EXERCISE DESCRIPTION:
Without the images, output each record below as it stands.

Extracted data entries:

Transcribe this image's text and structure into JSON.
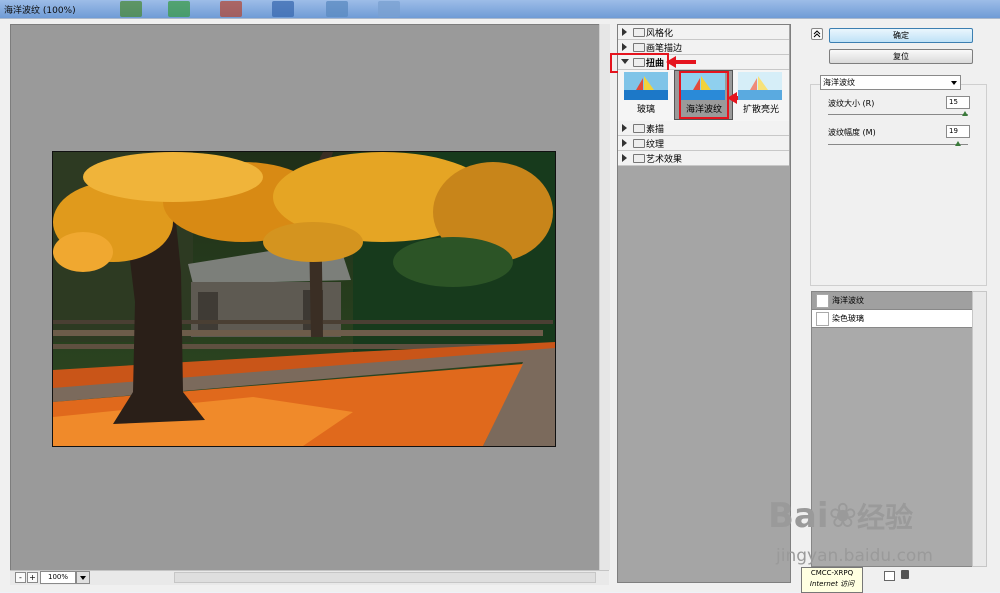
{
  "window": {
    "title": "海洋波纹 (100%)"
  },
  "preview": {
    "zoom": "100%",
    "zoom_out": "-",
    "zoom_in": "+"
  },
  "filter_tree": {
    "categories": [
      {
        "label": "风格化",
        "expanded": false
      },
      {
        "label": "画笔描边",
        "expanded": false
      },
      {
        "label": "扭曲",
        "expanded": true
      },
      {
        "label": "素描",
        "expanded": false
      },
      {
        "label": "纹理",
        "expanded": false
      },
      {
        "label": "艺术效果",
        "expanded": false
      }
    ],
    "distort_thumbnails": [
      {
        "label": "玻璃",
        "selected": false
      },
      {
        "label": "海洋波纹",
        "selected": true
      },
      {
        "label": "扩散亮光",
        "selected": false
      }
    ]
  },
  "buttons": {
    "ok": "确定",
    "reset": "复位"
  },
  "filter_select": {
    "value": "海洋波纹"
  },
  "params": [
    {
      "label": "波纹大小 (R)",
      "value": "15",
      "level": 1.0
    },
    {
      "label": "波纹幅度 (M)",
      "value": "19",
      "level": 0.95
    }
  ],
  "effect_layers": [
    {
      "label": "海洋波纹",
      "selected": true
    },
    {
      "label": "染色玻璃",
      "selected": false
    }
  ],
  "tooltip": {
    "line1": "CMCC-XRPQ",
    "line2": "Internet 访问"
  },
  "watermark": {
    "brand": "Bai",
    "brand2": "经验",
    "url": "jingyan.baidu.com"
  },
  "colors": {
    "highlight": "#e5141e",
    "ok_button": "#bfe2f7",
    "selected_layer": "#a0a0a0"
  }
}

SOLVED EXERCISE:
Transcribe this image's text and structure into JSON.
{
  "window": {
    "title": "海洋波纹 (100%)"
  },
  "preview": {
    "zoom": "100%",
    "zoom_out": "-",
    "zoom_in": "+"
  },
  "filter_tree": {
    "categories": [
      {
        "label": "风格化",
        "expanded": false
      },
      {
        "label": "画笔描边",
        "expanded": false
      },
      {
        "label": "扭曲",
        "expanded": true
      },
      {
        "label": "素描",
        "expanded": false
      },
      {
        "label": "纹理",
        "expanded": false
      },
      {
        "label": "艺术效果",
        "expanded": false
      }
    ],
    "distort_thumbnails": [
      {
        "label": "玻璃",
        "selected": false
      },
      {
        "label": "海洋波纹",
        "selected": true
      },
      {
        "label": "扩散亮光",
        "selected": false
      }
    ]
  },
  "buttons": {
    "ok": "确定",
    "reset": "复位"
  },
  "filter_select": {
    "value": "海洋波纹"
  },
  "params": [
    {
      "label": "波纹大小 (R)",
      "value": "15",
      "level": 1.0
    },
    {
      "label": "波纹幅度 (M)",
      "value": "19",
      "level": 0.95
    }
  ],
  "effect_layers": [
    {
      "label": "海洋波纹",
      "selected": true
    },
    {
      "label": "染色玻璃",
      "selected": false
    }
  ],
  "tooltip": {
    "line1": "CMCC-XRPQ",
    "line2": "Internet 访问"
  },
  "watermark": {
    "brand": "Bai",
    "brand2": "经验",
    "url": "jingyan.baidu.com"
  },
  "colors": {
    "highlight": "#e5141e",
    "ok_button": "#bfe2f7",
    "selected_layer": "#a0a0a0"
  }
}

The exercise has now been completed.